◆ Objective: Every record below should be printed exactly as it appears.

+---+

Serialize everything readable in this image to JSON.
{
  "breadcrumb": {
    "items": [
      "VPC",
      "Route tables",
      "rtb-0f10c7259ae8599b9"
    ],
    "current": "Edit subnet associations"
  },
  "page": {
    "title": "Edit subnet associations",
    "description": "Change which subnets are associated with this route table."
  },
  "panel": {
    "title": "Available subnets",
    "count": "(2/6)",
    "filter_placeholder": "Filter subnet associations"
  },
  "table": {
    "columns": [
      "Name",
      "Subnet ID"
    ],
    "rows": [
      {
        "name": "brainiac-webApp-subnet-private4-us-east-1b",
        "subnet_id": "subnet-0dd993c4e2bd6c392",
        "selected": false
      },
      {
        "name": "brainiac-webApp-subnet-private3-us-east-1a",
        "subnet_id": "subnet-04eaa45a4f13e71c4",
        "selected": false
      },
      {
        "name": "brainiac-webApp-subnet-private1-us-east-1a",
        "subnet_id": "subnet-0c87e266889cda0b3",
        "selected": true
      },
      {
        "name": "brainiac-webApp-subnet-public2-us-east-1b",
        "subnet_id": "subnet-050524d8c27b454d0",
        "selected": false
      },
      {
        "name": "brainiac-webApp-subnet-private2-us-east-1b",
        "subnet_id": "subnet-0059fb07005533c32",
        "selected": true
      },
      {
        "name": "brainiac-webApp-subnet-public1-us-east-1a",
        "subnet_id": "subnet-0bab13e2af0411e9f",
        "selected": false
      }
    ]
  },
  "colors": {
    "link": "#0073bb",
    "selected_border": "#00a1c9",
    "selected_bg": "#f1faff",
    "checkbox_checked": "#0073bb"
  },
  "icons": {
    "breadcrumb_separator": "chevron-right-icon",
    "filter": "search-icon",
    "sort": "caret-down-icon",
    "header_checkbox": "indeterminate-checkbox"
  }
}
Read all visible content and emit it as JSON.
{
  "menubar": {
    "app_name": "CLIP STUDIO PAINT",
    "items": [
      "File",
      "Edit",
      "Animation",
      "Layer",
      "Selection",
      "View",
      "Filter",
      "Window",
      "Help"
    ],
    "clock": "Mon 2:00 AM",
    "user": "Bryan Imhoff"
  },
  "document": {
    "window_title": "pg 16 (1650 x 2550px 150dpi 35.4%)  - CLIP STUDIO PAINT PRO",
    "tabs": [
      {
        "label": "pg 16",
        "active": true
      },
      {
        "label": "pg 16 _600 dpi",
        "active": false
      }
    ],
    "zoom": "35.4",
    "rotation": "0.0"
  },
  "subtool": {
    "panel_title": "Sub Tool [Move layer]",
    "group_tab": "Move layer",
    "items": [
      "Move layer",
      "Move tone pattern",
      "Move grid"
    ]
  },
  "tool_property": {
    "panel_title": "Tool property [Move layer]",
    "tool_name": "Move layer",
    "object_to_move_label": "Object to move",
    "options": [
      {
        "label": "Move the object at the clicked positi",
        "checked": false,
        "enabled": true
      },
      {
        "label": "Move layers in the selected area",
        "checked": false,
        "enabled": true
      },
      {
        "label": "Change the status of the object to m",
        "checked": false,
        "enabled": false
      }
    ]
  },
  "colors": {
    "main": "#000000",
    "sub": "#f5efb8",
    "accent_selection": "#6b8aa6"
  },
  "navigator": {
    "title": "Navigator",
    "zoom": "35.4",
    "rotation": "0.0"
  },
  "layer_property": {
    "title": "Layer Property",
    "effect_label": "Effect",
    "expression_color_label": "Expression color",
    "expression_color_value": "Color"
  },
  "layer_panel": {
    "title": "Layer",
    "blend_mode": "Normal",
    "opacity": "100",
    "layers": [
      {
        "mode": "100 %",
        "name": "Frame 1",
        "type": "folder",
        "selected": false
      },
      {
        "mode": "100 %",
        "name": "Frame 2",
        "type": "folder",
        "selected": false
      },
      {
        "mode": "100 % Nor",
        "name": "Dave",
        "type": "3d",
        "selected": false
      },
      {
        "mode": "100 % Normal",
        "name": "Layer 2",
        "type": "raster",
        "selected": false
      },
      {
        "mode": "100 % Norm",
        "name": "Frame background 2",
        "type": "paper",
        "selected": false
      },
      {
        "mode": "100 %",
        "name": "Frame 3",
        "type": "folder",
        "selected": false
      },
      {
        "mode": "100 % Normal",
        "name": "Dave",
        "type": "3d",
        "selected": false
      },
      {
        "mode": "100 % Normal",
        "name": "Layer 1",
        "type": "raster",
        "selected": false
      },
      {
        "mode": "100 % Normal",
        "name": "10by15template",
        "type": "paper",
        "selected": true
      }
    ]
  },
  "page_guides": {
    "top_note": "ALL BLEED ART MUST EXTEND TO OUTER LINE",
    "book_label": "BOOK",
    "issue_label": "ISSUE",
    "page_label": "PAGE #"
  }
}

+---+

◆ Response to the task:
Serialize everything readable in this image to JSON.
{
  "breadcrumb": {
    "items": [
      "VPC",
      "Route tables",
      "rtb-0f10c7259ae8599b9"
    ],
    "current": "Edit subnet associations"
  },
  "page": {
    "title": "Edit subnet associations",
    "description": "Change which subnets are associated with this route table."
  },
  "panel": {
    "title": "Available subnets",
    "count": "(2/6)",
    "filter_placeholder": "Filter subnet associations"
  },
  "table": {
    "columns": [
      "Name",
      "Subnet ID"
    ],
    "rows": [
      {
        "name": "brainiac-webApp-subnet-private4-us-east-1b",
        "subnet_id": "subnet-0dd993c4e2bd6c392",
        "selected": false
      },
      {
        "name": "brainiac-webApp-subnet-private3-us-east-1a",
        "subnet_id": "subnet-04eaa45a4f13e71c4",
        "selected": false
      },
      {
        "name": "brainiac-webApp-subnet-private1-us-east-1a",
        "subnet_id": "subnet-0c87e266889cda0b3",
        "selected": true
      },
      {
        "name": "brainiac-webApp-subnet-public2-us-east-1b",
        "subnet_id": "subnet-050524d8c27b454d0",
        "selected": false
      },
      {
        "name": "brainiac-webApp-subnet-private2-us-east-1b",
        "subnet_id": "subnet-0059fb07005533c32",
        "selected": true
      },
      {
        "name": "brainiac-webApp-subnet-public1-us-east-1a",
        "subnet_id": "subnet-0bab13e2af0411e9f",
        "selected": false
      }
    ]
  },
  "colors": {
    "link": "#0073bb",
    "selected_border": "#00a1c9",
    "selected_bg": "#f1faff",
    "checkbox_checked": "#0073bb"
  },
  "icons": {
    "breadcrumb_separator": "chevron-right-icon",
    "filter": "search-icon",
    "sort": "caret-down-icon",
    "header_checkbox": "indeterminate-checkbox"
  }
}
Read all visible content and emit it as JSON.
{
  "menubar": {
    "app_name": "CLIP STUDIO PAINT",
    "items": [
      "File",
      "Edit",
      "Animation",
      "Layer",
      "Selection",
      "View",
      "Filter",
      "Window",
      "Help"
    ],
    "clock": "Mon 2:00 AM",
    "user": "Bryan Imhoff"
  },
  "document": {
    "window_title": "pg 16 (1650 x 2550px 150dpi 35.4%)  - CLIP STUDIO PAINT PRO",
    "tabs": [
      {
        "label": "pg 16",
        "active": true
      },
      {
        "label": "pg 16 _600 dpi",
        "active": false
      }
    ],
    "zoom": "35.4",
    "rotation": "0.0"
  },
  "subtool": {
    "panel_title": "Sub Tool [Move layer]",
    "group_tab": "Move layer",
    "items": [
      "Move layer",
      "Move tone pattern",
      "Move grid"
    ]
  },
  "tool_property": {
    "panel_title": "Tool property [Move layer]",
    "tool_name": "Move layer",
    "object_to_move_label": "Object to move",
    "options": [
      {
        "label": "Move the object at the clicked positi",
        "checked": false,
        "enabled": true
      },
      {
        "label": "Move layers in the selected area",
        "checked": false,
        "enabled": true
      },
      {
        "label": "Change the status of the object to m",
        "checked": false,
        "enabled": false
      }
    ]
  },
  "colors": {
    "main": "#000000",
    "sub": "#f5efb8",
    "accent_selection": "#6b8aa6"
  },
  "navigator": {
    "title": "Navigator",
    "zoom": "35.4",
    "rotation": "0.0"
  },
  "layer_property": {
    "title": "Layer Property",
    "effect_label": "Effect",
    "expression_color_label": "Expression color",
    "expression_color_value": "Color"
  },
  "layer_panel": {
    "title": "Layer",
    "blend_mode": "Normal",
    "opacity": "100",
    "layers": [
      {
        "mode": "100 %",
        "name": "Frame 1",
        "type": "folder",
        "selected": false
      },
      {
        "mode": "100 %",
        "name": "Frame 2",
        "type": "folder",
        "selected": false
      },
      {
        "mode": "100 % Nor",
        "name": "Dave",
        "type": "3d",
        "selected": false
      },
      {
        "mode": "100 % Normal",
        "name": "Layer 2",
        "type": "raster",
        "selected": false
      },
      {
        "mode": "100 % Norm",
        "name": "Frame background 2",
        "type": "paper",
        "selected": false
      },
      {
        "mode": "100 %",
        "name": "Frame 3",
        "type": "folder",
        "selected": false
      },
      {
        "mode": "100 % Normal",
        "name": "Dave",
        "type": "3d",
        "selected": false
      },
      {
        "mode": "100 % Normal",
        "name": "Layer 1",
        "type": "raster",
        "selected": false
      },
      {
        "mode": "100 % Normal",
        "name": "10by15template",
        "type": "paper",
        "selected": true
      }
    ]
  },
  "page_guides": {
    "top_note": "ALL BLEED ART MUST EXTEND TO OUTER LINE",
    "book_label": "BOOK",
    "issue_label": "ISSUE",
    "page_label": "PAGE #"
  }
}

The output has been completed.